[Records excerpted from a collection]

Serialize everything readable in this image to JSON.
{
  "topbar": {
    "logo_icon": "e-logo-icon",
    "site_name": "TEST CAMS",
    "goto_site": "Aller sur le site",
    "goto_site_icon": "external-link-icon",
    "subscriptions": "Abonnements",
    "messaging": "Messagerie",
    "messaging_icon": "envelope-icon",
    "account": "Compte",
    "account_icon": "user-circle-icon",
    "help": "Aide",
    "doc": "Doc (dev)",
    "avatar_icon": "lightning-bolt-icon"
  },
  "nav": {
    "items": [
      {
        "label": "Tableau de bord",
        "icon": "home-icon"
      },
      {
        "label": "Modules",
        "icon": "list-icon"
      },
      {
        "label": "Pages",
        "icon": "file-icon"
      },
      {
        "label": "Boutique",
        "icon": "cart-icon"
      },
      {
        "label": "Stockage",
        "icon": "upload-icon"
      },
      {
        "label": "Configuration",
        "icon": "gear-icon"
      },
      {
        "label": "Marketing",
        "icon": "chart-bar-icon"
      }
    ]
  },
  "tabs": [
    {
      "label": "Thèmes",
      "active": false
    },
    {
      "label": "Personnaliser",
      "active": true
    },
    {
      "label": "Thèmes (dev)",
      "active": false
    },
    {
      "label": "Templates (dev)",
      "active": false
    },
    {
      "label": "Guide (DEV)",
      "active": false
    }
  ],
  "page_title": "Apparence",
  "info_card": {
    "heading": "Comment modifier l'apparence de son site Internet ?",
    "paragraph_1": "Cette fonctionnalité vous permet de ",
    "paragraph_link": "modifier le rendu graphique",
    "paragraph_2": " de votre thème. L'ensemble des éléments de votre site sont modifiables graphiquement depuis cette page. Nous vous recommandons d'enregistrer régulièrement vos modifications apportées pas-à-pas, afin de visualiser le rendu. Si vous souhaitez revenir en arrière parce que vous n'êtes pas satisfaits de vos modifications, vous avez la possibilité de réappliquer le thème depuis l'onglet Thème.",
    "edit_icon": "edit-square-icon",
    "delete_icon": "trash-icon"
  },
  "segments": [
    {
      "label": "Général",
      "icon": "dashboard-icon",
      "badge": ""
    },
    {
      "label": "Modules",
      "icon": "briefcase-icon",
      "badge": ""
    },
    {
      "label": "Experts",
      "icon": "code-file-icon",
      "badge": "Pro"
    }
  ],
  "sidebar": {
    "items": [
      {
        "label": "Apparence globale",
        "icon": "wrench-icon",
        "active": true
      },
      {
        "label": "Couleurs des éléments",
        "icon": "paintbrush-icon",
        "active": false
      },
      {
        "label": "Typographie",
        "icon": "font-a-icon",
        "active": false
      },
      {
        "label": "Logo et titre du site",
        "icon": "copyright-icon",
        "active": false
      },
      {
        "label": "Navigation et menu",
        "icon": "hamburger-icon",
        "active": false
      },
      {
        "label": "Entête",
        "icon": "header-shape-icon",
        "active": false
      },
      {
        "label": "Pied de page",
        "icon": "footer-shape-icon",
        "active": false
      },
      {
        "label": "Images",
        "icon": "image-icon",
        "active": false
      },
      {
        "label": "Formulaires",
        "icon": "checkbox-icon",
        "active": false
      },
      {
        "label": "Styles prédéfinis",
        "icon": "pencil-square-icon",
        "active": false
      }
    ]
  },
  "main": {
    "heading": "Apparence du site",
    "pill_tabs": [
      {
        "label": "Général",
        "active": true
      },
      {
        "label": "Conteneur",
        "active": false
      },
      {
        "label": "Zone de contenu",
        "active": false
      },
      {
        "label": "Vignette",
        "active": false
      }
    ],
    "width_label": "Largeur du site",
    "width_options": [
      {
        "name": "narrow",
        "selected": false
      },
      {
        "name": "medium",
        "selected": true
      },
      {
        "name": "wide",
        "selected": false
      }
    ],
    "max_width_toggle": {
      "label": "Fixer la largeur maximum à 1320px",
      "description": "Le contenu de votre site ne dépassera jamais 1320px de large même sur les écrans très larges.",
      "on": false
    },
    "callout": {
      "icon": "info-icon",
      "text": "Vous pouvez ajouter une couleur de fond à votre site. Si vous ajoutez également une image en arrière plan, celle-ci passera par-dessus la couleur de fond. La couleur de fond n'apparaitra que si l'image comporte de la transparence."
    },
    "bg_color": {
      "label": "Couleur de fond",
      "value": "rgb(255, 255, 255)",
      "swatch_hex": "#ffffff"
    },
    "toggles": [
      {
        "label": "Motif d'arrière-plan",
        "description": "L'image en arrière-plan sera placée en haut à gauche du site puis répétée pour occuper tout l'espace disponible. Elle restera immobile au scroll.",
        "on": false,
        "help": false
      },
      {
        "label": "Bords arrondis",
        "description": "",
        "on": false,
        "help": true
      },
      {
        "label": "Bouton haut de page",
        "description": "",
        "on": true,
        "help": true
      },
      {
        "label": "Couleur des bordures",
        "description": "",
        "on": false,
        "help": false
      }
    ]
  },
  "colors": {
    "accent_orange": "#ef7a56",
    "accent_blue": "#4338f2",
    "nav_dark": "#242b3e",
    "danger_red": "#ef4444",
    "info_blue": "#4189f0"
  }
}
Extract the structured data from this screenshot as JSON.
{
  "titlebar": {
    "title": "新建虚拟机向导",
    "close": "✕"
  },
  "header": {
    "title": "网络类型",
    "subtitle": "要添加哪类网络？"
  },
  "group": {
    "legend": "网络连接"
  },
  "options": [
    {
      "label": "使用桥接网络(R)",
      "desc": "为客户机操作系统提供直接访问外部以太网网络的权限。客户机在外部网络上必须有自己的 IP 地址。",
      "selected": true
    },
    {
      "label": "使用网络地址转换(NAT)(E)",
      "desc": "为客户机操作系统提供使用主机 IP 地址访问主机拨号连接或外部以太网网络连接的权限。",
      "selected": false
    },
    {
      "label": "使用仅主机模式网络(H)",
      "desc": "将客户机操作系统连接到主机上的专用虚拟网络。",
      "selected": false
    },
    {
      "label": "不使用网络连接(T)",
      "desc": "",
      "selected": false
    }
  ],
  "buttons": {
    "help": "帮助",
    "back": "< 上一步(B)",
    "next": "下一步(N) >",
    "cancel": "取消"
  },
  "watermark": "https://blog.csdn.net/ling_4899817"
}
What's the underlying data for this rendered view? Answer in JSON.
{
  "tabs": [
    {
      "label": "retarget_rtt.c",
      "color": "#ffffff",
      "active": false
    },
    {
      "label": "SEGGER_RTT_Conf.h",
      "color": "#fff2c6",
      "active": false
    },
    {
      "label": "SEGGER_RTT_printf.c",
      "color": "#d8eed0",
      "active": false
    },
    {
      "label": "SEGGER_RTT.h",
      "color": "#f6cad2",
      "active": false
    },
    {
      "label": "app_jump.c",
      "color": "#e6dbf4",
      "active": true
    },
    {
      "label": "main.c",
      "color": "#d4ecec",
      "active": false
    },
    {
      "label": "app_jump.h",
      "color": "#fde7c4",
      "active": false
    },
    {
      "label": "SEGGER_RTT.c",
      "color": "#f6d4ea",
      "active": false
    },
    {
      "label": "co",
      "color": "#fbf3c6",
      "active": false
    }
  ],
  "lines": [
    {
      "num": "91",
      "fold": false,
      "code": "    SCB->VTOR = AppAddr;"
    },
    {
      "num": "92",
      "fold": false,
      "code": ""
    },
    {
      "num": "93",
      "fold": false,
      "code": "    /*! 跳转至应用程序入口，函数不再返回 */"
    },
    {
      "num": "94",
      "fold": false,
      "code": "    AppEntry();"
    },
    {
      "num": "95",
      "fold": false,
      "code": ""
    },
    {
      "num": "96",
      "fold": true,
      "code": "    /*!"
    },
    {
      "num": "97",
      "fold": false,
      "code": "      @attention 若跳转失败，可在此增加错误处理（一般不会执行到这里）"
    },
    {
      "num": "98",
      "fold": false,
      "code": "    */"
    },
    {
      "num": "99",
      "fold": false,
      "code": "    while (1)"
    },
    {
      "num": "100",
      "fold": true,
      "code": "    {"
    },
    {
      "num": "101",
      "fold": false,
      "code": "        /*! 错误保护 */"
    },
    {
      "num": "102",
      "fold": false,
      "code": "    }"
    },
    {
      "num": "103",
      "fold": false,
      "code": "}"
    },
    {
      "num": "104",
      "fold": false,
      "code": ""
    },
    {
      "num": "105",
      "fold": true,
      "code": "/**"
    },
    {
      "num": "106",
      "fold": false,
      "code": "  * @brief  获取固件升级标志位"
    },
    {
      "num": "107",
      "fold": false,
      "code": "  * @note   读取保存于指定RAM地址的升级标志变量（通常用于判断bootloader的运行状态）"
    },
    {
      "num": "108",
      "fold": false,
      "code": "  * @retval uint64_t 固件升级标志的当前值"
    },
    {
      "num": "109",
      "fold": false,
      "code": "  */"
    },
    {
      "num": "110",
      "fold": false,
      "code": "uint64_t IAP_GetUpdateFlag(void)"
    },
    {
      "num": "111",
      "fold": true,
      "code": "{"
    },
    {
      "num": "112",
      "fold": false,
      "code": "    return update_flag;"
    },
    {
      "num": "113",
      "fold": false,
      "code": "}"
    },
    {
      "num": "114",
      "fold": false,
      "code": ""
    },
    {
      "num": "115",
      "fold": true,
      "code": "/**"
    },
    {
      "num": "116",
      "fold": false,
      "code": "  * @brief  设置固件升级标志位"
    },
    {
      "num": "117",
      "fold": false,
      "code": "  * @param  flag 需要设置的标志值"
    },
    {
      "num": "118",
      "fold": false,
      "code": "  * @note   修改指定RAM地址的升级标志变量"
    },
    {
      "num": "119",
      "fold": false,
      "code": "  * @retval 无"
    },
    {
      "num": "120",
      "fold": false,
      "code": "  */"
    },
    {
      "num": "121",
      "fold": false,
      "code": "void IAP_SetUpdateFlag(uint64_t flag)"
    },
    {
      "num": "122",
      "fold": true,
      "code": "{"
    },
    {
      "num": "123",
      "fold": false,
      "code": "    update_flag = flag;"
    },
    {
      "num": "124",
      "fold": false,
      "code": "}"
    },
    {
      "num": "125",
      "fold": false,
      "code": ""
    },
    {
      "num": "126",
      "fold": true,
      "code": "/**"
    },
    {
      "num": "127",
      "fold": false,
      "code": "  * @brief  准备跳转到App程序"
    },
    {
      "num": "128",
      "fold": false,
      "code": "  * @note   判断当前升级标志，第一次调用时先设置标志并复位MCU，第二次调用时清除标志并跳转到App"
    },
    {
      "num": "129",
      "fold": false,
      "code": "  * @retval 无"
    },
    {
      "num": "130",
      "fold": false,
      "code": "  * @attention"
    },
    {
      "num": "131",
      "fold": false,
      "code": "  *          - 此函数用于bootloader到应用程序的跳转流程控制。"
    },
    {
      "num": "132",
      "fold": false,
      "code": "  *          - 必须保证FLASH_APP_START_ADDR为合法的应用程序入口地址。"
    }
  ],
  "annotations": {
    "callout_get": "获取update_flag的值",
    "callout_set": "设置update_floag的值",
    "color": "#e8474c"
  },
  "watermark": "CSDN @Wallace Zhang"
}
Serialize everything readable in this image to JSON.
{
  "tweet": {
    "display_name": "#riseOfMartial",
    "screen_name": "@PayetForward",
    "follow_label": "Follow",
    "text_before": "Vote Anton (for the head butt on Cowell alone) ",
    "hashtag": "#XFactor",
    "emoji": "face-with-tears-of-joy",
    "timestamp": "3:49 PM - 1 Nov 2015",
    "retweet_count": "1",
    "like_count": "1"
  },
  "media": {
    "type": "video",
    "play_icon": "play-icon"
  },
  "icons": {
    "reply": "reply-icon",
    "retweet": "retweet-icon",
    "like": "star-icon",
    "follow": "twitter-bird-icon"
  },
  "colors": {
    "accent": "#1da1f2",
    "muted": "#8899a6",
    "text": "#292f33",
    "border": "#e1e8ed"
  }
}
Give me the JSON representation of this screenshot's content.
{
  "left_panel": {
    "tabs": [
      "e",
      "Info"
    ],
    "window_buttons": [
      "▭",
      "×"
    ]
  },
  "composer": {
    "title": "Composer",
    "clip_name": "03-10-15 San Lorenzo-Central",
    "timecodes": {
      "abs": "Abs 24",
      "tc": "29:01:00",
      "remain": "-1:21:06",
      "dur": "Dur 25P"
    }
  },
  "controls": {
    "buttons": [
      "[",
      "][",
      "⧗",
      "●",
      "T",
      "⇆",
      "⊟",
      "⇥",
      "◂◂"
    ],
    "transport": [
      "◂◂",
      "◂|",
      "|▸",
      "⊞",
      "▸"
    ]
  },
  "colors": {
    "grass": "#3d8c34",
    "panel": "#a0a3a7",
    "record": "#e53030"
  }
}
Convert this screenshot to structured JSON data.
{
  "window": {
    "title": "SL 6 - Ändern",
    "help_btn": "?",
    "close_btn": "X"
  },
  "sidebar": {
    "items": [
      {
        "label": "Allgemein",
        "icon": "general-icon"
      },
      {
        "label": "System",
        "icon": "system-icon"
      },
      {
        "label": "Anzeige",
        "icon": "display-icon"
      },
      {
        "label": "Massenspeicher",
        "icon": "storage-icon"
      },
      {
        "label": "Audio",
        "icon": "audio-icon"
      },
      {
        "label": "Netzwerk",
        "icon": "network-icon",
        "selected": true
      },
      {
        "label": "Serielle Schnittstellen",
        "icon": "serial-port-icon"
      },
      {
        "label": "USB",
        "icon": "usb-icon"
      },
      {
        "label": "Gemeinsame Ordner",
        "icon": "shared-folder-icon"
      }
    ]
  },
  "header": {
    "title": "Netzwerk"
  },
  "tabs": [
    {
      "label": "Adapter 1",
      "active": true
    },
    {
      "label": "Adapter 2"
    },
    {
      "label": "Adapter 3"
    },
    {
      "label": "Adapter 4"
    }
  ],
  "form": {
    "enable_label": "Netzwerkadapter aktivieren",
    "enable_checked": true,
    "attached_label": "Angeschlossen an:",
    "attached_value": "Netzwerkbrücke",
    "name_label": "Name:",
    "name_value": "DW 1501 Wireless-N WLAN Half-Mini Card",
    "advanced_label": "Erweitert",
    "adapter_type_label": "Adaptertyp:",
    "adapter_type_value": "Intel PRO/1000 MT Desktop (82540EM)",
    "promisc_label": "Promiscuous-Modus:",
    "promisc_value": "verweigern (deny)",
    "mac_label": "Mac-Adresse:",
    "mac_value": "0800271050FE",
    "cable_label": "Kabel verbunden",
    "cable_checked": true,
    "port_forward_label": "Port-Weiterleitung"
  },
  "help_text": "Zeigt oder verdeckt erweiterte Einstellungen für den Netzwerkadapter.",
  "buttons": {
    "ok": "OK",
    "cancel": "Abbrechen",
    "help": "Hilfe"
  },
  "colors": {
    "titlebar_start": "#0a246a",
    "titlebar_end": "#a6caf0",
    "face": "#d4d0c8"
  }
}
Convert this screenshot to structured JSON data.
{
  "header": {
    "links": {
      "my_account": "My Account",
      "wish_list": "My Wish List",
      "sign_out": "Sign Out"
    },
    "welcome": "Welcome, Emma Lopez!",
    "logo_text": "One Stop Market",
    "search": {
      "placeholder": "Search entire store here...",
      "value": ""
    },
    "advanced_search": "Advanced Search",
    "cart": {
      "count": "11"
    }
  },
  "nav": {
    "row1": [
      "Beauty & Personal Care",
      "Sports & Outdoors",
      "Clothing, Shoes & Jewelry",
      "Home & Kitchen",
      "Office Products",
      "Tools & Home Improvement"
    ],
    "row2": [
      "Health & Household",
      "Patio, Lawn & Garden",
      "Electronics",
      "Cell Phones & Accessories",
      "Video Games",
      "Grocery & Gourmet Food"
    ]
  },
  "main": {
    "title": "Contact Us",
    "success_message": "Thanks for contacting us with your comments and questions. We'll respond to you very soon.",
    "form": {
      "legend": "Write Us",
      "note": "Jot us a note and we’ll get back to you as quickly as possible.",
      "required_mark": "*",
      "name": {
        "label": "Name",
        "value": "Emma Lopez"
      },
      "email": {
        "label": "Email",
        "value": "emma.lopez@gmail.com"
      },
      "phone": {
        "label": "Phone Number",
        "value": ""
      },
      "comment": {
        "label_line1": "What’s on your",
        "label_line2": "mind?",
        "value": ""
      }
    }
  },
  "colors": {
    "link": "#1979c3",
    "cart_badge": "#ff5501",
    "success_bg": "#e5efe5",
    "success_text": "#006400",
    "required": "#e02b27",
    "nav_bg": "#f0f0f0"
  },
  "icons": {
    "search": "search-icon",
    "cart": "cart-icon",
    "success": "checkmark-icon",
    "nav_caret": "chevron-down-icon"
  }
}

:: SHORT PROBLEM ::
Copy every line in the records above that contains the word "haut".

:: RESULT OF THIS TASK ::
        "description": "L'image en arrière-plan sera placée en haut à gauche du site puis répétée pour occuper tout l'espace disponible. Elle restera immobile au scroll.",
        "label": "Bouton haut de page",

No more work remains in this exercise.